--- begin ---

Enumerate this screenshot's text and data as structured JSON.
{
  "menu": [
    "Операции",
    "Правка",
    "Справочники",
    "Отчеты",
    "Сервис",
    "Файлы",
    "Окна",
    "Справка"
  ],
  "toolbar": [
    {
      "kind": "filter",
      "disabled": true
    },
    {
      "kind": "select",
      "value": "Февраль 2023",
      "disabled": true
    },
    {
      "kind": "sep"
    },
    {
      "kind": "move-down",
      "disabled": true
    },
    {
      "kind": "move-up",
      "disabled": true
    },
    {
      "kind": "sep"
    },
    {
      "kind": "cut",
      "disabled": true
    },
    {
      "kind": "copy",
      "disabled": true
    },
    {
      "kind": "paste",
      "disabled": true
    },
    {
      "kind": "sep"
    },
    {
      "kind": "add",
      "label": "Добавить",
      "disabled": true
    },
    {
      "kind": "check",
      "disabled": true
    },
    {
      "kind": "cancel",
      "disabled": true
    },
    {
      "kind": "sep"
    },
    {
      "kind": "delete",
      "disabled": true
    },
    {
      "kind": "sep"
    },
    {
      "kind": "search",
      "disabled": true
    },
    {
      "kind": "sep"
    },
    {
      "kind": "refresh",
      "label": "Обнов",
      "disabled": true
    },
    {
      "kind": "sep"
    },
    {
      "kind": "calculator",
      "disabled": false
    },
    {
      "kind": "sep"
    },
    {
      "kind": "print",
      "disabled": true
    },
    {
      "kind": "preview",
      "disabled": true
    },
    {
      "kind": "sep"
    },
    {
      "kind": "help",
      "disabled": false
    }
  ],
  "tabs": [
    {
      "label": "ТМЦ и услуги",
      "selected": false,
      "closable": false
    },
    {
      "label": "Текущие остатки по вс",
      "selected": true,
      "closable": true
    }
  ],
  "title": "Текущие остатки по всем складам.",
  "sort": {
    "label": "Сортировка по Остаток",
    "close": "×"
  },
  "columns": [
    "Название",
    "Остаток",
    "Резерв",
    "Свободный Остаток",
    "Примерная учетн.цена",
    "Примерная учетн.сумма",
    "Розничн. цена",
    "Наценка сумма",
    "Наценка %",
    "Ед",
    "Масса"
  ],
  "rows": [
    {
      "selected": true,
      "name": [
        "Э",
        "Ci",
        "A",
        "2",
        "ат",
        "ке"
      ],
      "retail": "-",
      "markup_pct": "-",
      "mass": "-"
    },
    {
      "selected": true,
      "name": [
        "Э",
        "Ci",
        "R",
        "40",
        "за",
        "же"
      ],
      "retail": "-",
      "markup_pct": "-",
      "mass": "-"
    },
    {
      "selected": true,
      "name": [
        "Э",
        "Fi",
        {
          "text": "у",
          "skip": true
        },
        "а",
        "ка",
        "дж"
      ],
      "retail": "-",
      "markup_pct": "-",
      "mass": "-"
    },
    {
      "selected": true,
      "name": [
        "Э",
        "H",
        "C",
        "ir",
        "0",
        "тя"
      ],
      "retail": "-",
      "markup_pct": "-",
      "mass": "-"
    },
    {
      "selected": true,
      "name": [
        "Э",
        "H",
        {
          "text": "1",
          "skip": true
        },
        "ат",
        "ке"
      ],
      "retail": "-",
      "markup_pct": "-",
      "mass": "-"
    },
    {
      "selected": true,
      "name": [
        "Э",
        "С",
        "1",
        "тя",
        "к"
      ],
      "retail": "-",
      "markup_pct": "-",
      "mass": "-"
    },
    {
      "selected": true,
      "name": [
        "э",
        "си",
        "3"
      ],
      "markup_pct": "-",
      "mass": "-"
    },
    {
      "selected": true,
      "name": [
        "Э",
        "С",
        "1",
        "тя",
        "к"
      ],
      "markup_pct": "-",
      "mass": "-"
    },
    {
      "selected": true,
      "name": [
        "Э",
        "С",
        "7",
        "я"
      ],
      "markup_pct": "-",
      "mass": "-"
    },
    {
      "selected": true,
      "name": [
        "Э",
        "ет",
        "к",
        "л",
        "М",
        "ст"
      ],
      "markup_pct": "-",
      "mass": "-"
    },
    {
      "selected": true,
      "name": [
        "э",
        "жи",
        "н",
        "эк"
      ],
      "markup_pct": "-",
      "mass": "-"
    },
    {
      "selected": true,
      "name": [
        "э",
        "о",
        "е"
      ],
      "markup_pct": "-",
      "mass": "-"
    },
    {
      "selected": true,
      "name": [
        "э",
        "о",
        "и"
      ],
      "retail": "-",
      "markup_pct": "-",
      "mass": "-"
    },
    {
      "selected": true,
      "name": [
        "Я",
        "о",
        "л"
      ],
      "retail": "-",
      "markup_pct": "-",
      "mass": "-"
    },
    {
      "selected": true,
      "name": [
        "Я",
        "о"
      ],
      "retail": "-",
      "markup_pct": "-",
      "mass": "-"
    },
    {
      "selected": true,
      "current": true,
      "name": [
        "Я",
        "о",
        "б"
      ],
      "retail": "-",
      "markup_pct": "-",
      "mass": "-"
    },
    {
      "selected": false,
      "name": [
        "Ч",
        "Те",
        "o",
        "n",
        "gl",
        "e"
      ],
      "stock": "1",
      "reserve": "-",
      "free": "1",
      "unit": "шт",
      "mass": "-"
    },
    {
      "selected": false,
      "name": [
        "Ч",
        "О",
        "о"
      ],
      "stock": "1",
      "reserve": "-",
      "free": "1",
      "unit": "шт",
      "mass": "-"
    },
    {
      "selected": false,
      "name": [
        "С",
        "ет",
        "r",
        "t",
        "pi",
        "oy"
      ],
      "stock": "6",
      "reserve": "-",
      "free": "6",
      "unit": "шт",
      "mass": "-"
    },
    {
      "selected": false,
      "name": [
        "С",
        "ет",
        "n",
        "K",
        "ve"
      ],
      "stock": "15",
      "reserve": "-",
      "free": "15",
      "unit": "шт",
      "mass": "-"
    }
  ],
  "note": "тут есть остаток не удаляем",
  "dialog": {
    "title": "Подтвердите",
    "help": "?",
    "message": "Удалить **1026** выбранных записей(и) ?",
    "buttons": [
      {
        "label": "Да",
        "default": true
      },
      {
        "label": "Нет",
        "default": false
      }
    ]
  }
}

--- end ---

AIM
Gather all lines from the records above in which "text" appears.

EXERCISE OUTPUT
Enumerate this screenshot's text and data as structured JSON.
          "text": "у",
          "text": "1",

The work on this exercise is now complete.